Task goal:
Identify all lines below that hold "name" and collect them.

----- Input data -----

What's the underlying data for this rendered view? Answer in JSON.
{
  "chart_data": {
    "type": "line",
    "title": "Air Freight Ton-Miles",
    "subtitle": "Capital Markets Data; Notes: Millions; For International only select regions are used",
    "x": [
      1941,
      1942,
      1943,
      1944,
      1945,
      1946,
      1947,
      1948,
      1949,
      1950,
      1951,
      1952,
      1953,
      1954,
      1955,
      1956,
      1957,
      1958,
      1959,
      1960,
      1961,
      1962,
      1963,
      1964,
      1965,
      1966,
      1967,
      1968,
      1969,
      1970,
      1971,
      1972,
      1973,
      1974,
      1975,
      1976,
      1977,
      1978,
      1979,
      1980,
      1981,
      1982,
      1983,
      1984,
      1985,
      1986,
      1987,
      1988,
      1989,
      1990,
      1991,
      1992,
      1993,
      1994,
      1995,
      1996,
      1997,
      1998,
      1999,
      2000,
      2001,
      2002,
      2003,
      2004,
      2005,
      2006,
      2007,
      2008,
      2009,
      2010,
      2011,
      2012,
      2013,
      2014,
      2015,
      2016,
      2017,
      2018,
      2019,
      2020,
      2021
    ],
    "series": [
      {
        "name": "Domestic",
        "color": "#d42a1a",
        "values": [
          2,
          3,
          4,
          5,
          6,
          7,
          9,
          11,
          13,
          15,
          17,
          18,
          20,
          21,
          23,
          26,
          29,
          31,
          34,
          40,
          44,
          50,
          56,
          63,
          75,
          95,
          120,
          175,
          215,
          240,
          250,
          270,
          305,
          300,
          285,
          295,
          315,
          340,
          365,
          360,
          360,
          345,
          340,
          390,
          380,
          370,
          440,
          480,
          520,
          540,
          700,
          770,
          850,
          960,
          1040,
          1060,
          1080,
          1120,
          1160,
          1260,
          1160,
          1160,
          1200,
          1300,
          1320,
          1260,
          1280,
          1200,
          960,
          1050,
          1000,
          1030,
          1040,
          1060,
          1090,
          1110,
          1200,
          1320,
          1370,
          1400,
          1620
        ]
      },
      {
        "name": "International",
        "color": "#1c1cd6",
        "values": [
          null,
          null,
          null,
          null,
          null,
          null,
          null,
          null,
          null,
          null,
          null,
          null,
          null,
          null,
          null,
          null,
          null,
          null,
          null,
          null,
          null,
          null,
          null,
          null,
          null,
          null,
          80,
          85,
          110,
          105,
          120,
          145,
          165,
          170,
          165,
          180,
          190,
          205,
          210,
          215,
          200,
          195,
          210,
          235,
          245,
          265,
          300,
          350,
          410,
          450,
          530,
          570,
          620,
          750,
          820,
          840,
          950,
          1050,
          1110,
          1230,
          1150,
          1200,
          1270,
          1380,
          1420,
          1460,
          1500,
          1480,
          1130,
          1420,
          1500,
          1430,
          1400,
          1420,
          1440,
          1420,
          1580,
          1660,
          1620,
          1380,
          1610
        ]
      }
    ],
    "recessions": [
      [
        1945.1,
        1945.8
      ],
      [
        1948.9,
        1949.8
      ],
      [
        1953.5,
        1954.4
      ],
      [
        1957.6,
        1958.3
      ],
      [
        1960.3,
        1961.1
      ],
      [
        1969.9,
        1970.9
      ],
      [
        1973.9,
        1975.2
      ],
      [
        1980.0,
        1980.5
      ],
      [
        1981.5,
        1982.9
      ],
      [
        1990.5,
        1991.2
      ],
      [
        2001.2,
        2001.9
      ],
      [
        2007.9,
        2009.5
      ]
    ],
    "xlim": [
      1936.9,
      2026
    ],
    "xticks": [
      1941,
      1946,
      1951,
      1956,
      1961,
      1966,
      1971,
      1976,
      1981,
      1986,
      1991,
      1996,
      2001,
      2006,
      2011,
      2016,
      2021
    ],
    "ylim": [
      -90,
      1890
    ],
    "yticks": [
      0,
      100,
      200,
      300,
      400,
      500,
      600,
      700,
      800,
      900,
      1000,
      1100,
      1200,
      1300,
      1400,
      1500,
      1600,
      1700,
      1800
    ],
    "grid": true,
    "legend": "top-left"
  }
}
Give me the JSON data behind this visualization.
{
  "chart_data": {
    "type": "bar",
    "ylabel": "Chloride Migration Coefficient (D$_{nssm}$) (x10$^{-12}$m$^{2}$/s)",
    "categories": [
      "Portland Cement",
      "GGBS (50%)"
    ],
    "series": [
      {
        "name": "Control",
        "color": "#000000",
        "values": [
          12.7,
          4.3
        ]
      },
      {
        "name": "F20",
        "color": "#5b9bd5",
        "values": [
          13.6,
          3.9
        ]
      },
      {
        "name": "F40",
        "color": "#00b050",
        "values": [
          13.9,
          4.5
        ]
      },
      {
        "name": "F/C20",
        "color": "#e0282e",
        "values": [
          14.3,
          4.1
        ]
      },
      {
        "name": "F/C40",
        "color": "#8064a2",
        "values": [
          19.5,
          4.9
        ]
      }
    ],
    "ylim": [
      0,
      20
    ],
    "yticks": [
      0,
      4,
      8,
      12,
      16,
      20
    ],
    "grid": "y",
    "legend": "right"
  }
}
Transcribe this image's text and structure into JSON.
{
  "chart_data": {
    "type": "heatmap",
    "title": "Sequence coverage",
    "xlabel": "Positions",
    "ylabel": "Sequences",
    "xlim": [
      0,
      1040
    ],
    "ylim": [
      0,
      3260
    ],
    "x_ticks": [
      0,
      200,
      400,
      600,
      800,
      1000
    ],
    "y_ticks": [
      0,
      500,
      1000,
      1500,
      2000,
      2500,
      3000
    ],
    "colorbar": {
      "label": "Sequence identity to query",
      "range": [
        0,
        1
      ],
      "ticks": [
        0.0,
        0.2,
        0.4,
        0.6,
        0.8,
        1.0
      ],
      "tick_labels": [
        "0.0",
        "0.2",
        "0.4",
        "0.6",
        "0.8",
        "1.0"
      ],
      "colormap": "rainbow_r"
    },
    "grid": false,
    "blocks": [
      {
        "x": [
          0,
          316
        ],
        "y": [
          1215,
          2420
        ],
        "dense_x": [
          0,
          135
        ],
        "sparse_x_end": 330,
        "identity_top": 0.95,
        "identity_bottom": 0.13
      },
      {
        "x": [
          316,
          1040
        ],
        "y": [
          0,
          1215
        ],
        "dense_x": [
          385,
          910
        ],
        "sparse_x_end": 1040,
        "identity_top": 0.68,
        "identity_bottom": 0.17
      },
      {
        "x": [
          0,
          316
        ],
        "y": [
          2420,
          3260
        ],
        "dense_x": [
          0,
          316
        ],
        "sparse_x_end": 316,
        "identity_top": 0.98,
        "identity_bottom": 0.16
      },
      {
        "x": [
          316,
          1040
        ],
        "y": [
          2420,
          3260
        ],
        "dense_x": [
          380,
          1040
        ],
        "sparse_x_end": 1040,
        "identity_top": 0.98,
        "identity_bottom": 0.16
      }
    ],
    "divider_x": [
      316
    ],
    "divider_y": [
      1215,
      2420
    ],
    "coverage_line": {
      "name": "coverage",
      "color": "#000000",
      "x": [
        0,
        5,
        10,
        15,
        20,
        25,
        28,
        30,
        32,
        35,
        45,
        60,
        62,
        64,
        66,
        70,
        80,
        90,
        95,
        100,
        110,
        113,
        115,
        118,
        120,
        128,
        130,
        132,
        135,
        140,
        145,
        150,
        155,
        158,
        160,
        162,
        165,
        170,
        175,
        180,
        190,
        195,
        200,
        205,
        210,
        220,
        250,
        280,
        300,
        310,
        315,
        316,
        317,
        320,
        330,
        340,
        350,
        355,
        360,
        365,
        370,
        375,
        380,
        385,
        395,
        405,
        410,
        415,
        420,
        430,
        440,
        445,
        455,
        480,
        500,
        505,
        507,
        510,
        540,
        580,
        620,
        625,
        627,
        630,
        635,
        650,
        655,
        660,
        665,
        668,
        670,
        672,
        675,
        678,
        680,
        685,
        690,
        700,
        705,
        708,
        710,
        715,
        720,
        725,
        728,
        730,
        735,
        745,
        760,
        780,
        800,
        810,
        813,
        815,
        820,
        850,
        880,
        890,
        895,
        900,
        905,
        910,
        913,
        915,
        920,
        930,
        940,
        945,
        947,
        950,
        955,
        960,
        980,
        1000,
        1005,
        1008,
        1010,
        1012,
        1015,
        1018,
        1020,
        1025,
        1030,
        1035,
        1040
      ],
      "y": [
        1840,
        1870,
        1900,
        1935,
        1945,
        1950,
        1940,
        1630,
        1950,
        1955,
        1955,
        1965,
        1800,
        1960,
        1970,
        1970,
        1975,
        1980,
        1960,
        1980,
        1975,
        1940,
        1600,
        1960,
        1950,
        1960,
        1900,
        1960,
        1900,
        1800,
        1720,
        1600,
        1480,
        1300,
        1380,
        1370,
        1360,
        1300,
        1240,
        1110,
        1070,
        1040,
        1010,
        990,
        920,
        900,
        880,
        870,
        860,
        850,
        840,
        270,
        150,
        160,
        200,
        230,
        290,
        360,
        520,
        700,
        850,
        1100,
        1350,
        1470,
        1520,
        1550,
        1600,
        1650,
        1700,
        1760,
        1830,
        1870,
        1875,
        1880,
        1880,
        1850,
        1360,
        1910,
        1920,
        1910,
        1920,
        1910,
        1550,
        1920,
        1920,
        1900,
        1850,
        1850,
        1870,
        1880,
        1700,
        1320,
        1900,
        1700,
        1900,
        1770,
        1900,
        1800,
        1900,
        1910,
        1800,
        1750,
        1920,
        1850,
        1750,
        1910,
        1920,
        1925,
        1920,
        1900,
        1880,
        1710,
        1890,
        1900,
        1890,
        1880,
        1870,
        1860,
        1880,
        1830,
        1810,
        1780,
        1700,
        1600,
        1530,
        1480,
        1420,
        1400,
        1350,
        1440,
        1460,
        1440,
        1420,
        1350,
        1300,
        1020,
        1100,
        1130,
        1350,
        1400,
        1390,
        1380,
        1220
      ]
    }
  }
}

-----

Solution to the problem:
        "name": "Domestic",
        "name": "International",
        "name": "Control",
        "name": "F20",
        "name": "F40",
        "name": "F/C20",
        "name": "F/C40",
      "name": "coverage",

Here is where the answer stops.